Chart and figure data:
☆ ☆ ☆

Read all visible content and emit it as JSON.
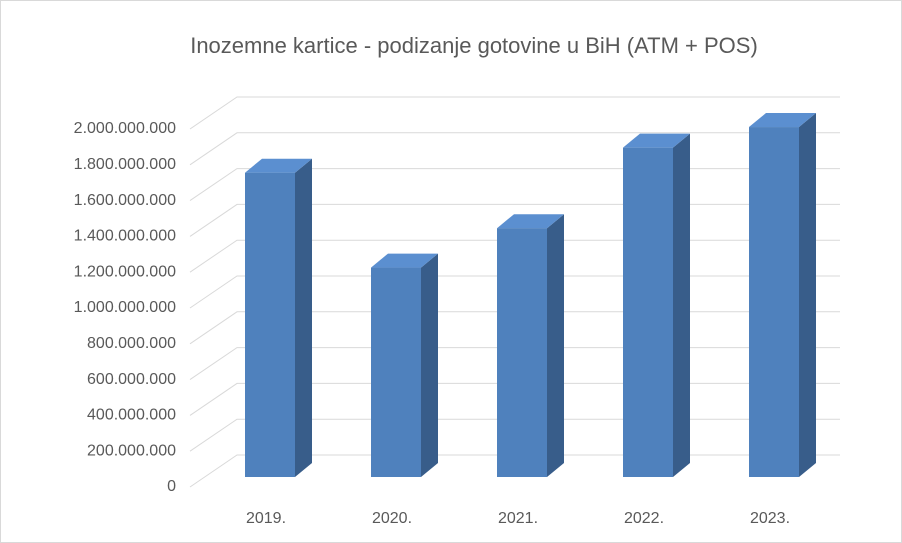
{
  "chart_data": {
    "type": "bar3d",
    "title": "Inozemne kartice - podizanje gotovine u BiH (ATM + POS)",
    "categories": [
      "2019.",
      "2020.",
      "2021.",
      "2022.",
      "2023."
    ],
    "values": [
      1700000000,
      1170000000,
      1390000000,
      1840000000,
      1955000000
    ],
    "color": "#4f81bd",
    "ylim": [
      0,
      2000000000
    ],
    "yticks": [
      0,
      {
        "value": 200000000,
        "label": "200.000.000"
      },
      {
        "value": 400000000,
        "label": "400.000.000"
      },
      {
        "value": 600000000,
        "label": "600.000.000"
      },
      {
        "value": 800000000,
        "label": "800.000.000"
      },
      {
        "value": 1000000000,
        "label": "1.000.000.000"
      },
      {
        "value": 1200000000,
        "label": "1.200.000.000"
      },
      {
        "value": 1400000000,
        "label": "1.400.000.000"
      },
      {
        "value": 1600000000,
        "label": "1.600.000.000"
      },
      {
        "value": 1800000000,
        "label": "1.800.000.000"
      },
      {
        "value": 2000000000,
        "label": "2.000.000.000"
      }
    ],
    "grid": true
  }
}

☆ ☆ ☆

■ WHAT IS ASKED
Copy the material shown above in full and exactly. Skip the pictures.

■ THE REPLY
Read all visible content and emit it as JSON.
{
  "chart_data": {
    "type": "bar3d",
    "title": "Inozemne kartice - podizanje gotovine u BiH (ATM + POS)",
    "categories": [
      "2019.",
      "2020.",
      "2021.",
      "2022.",
      "2023."
    ],
    "values": [
      1700000000,
      1170000000,
      1390000000,
      1840000000,
      1955000000
    ],
    "color": "#4f81bd",
    "ylim": [
      0,
      2000000000
    ],
    "yticks": [
      0,
      {
        "value": 200000000,
        "label": "200.000.000"
      },
      {
        "value": 400000000,
        "label": "400.000.000"
      },
      {
        "value": 600000000,
        "label": "600.000.000"
      },
      {
        "value": 800000000,
        "label": "800.000.000"
      },
      {
        "value": 1000000000,
        "label": "1.000.000.000"
      },
      {
        "value": 1200000000,
        "label": "1.200.000.000"
      },
      {
        "value": 1400000000,
        "label": "1.400.000.000"
      },
      {
        "value": 1600000000,
        "label": "1.600.000.000"
      },
      {
        "value": 1800000000,
        "label": "1.800.000.000"
      },
      {
        "value": 2000000000,
        "label": "2.000.000.000"
      }
    ],
    "grid": true
  }
}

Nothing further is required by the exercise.